> _Task description_: Each entry in the listing below should be restated word for word.

> _Data records_:
## BEGIN
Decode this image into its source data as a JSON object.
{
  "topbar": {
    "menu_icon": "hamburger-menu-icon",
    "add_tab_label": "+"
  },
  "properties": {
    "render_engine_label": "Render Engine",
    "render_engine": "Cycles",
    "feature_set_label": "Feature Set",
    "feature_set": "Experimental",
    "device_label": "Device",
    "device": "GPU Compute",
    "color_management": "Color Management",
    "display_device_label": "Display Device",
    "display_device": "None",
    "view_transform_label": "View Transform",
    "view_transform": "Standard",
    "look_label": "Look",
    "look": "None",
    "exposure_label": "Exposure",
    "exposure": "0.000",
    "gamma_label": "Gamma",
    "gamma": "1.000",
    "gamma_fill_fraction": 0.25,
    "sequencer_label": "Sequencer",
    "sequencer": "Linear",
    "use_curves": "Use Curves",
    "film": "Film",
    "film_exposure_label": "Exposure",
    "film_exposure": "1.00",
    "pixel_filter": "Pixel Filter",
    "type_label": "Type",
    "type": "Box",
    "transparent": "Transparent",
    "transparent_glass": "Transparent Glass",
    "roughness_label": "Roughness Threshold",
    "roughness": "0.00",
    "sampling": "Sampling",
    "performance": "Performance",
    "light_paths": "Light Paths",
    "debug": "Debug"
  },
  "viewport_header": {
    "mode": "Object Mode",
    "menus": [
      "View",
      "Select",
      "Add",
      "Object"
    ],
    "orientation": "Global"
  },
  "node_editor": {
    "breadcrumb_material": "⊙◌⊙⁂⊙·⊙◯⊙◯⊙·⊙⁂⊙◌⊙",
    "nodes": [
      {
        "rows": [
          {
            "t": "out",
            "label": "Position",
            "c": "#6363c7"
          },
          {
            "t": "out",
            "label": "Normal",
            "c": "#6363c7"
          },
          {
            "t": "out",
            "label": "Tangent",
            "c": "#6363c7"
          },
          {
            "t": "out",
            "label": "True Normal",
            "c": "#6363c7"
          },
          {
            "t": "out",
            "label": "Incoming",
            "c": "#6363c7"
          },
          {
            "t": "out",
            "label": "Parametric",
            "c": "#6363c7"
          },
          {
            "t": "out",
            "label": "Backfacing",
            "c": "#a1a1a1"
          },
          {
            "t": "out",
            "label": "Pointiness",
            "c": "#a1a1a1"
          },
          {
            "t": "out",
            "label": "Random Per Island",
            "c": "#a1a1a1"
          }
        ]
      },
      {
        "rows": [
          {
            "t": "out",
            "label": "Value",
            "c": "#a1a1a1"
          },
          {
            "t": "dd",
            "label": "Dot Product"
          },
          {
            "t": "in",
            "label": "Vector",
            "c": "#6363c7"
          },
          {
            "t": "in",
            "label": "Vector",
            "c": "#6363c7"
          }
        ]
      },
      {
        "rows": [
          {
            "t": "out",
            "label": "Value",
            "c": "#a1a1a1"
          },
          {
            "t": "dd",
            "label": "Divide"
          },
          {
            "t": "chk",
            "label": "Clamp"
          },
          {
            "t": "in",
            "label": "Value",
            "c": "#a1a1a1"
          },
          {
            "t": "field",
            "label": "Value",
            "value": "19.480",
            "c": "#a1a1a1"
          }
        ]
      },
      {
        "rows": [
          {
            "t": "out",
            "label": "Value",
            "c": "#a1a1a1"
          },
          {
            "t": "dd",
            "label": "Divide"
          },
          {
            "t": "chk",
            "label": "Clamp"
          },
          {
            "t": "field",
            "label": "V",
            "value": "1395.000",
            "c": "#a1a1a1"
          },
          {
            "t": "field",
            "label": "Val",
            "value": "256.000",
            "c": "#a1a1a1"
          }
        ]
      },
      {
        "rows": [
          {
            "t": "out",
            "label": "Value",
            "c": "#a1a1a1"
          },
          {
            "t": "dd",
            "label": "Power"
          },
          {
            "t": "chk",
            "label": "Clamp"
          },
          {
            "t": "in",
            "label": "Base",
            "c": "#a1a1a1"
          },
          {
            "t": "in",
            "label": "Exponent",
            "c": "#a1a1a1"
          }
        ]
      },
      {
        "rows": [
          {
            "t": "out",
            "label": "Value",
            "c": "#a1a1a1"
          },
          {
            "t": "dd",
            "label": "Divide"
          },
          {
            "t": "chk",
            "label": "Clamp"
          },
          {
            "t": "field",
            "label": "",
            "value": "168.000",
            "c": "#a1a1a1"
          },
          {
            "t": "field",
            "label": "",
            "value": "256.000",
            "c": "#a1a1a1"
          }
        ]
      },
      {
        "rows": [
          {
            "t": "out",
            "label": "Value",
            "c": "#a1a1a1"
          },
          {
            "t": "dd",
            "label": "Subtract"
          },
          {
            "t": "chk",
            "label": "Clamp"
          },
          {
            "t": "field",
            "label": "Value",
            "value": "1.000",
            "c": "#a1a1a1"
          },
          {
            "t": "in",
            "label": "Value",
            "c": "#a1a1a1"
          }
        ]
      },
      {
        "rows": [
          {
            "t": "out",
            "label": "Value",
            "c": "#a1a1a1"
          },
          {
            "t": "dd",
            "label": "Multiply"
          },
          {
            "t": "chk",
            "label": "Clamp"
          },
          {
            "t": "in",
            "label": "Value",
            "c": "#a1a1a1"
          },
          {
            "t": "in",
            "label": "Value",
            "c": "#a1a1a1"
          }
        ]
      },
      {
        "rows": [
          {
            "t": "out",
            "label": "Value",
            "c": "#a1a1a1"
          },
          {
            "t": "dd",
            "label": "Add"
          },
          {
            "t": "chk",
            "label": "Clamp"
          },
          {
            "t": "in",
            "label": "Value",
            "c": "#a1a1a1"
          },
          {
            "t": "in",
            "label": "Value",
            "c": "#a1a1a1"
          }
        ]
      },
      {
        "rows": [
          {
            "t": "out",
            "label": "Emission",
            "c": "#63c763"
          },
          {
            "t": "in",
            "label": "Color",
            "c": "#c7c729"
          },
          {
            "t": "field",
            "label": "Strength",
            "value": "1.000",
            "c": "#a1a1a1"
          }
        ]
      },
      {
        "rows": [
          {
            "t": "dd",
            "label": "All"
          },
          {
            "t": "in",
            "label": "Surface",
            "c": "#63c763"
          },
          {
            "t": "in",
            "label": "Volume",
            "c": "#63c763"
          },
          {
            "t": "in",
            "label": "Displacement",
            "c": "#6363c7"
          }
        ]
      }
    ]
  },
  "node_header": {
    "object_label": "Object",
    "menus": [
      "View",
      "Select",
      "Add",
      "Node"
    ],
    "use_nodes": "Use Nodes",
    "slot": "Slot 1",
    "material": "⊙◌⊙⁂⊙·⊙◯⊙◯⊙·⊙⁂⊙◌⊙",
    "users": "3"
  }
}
## END
> _Written answer_:
Decode this image into its source data as a JSON object.
{
  "topbar": {
    "menu_icon": "hamburger-menu-icon",
    "add_tab_label": "+"
  },
  "properties": {
    "render_engine_label": "Render Engine",
    "render_engine": "Cycles",
    "feature_set_label": "Feature Set",
    "feature_set": "Experimental",
    "device_label": "Device",
    "device": "GPU Compute",
    "color_management": "Color Management",
    "display_device_label": "Display Device",
    "display_device": "None",
    "view_transform_label": "View Transform",
    "view_transform": "Standard",
    "look_label": "Look",
    "look": "None",
    "exposure_label": "Exposure",
    "exposure": "0.000",
    "gamma_label": "Gamma",
    "gamma": "1.000",
    "gamma_fill_fraction": 0.25,
    "sequencer_label": "Sequencer",
    "sequencer": "Linear",
    "use_curves": "Use Curves",
    "film": "Film",
    "film_exposure_label": "Exposure",
    "film_exposure": "1.00",
    "pixel_filter": "Pixel Filter",
    "type_label": "Type",
    "type": "Box",
    "transparent": "Transparent",
    "transparent_glass": "Transparent Glass",
    "roughness_label": "Roughness Threshold",
    "roughness": "0.00",
    "sampling": "Sampling",
    "performance": "Performance",
    "light_paths": "Light Paths",
    "debug": "Debug"
  },
  "viewport_header": {
    "mode": "Object Mode",
    "menus": [
      "View",
      "Select",
      "Add",
      "Object"
    ],
    "orientation": "Global"
  },
  "node_editor": {
    "breadcrumb_material": "⊙◌⊙⁂⊙·⊙◯⊙◯⊙·⊙⁂⊙◌⊙",
    "nodes": [
      {
        "rows": [
          {
            "t": "out",
            "label": "Position",
            "c": "#6363c7"
          },
          {
            "t": "out",
            "label": "Normal",
            "c": "#6363c7"
          },
          {
            "t": "out",
            "label": "Tangent",
            "c": "#6363c7"
          },
          {
            "t": "out",
            "label": "True Normal",
            "c": "#6363c7"
          },
          {
            "t": "out",
            "label": "Incoming",
            "c": "#6363c7"
          },
          {
            "t": "out",
            "label": "Parametric",
            "c": "#6363c7"
          },
          {
            "t": "out",
            "label": "Backfacing",
            "c": "#a1a1a1"
          },
          {
            "t": "out",
            "label": "Pointiness",
            "c": "#a1a1a1"
          },
          {
            "t": "out",
            "label": "Random Per Island",
            "c": "#a1a1a1"
          }
        ]
      },
      {
        "rows": [
          {
            "t": "out",
            "label": "Value",
            "c": "#a1a1a1"
          },
          {
            "t": "dd",
            "label": "Dot Product"
          },
          {
            "t": "in",
            "label": "Vector",
            "c": "#6363c7"
          },
          {
            "t": "in",
            "label": "Vector",
            "c": "#6363c7"
          }
        ]
      },
      {
        "rows": [
          {
            "t": "out",
            "label": "Value",
            "c": "#a1a1a1"
          },
          {
            "t": "dd",
            "label": "Divide"
          },
          {
            "t": "chk",
            "label": "Clamp"
          },
          {
            "t": "in",
            "label": "Value",
            "c": "#a1a1a1"
          },
          {
            "t": "field",
            "label": "Value",
            "value": "19.480",
            "c": "#a1a1a1"
          }
        ]
      },
      {
        "rows": [
          {
            "t": "out",
            "label": "Value",
            "c": "#a1a1a1"
          },
          {
            "t": "dd",
            "label": "Divide"
          },
          {
            "t": "chk",
            "label": "Clamp"
          },
          {
            "t": "field",
            "label": "V",
            "value": "1395.000",
            "c": "#a1a1a1"
          },
          {
            "t": "field",
            "label": "Val",
            "value": "256.000",
            "c": "#a1a1a1"
          }
        ]
      },
      {
        "rows": [
          {
            "t": "out",
            "label": "Value",
            "c": "#a1a1a1"
          },
          {
            "t": "dd",
            "label": "Power"
          },
          {
            "t": "chk",
            "label": "Clamp"
          },
          {
            "t": "in",
            "label": "Base",
            "c": "#a1a1a1"
          },
          {
            "t": "in",
            "label": "Exponent",
            "c": "#a1a1a1"
          }
        ]
      },
      {
        "rows": [
          {
            "t": "out",
            "label": "Value",
            "c": "#a1a1a1"
          },
          {
            "t": "dd",
            "label": "Divide"
          },
          {
            "t": "chk",
            "label": "Clamp"
          },
          {
            "t": "field",
            "label": "",
            "value": "168.000",
            "c": "#a1a1a1"
          },
          {
            "t": "field",
            "label": "",
            "value": "256.000",
            "c": "#a1a1a1"
          }
        ]
      },
      {
        "rows": [
          {
            "t": "out",
            "label": "Value",
            "c": "#a1a1a1"
          },
          {
            "t": "dd",
            "label": "Subtract"
          },
          {
            "t": "chk",
            "label": "Clamp"
          },
          {
            "t": "field",
            "label": "Value",
            "value": "1.000",
            "c": "#a1a1a1"
          },
          {
            "t": "in",
            "label": "Value",
            "c": "#a1a1a1"
          }
        ]
      },
      {
        "rows": [
          {
            "t": "out",
            "label": "Value",
            "c": "#a1a1a1"
          },
          {
            "t": "dd",
            "label": "Multiply"
          },
          {
            "t": "chk",
            "label": "Clamp"
          },
          {
            "t": "in",
            "label": "Value",
            "c": "#a1a1a1"
          },
          {
            "t": "in",
            "label": "Value",
            "c": "#a1a1a1"
          }
        ]
      },
      {
        "rows": [
          {
            "t": "out",
            "label": "Value",
            "c": "#a1a1a1"
          },
          {
            "t": "dd",
            "label": "Add"
          },
          {
            "t": "chk",
            "label": "Clamp"
          },
          {
            "t": "in",
            "label": "Value",
            "c": "#a1a1a1"
          },
          {
            "t": "in",
            "label": "Value",
            "c": "#a1a1a1"
          }
        ]
      },
      {
        "rows": [
          {
            "t": "out",
            "label": "Emission",
            "c": "#63c763"
          },
          {
            "t": "in",
            "label": "Color",
            "c": "#c7c729"
          },
          {
            "t": "field",
            "label": "Strength",
            "value": "1.000",
            "c": "#a1a1a1"
          }
        ]
      },
      {
        "rows": [
          {
            "t": "dd",
            "label": "All"
          },
          {
            "t": "in",
            "label": "Surface",
            "c": "#63c763"
          },
          {
            "t": "in",
            "label": "Volume",
            "c": "#63c763"
          },
          {
            "t": "in",
            "label": "Displacement",
            "c": "#6363c7"
          }
        ]
      }
    ]
  },
  "node_header": {
    "object_label": "Object",
    "menus": [
      "View",
      "Select",
      "Add",
      "Node"
    ],
    "use_nodes": "Use Nodes",
    "slot": "Slot 1",
    "material": "⊙◌⊙⁂⊙·⊙◯⊙◯⊙·⊙⁂⊙◌⊙",
    "users": "3"
  }
}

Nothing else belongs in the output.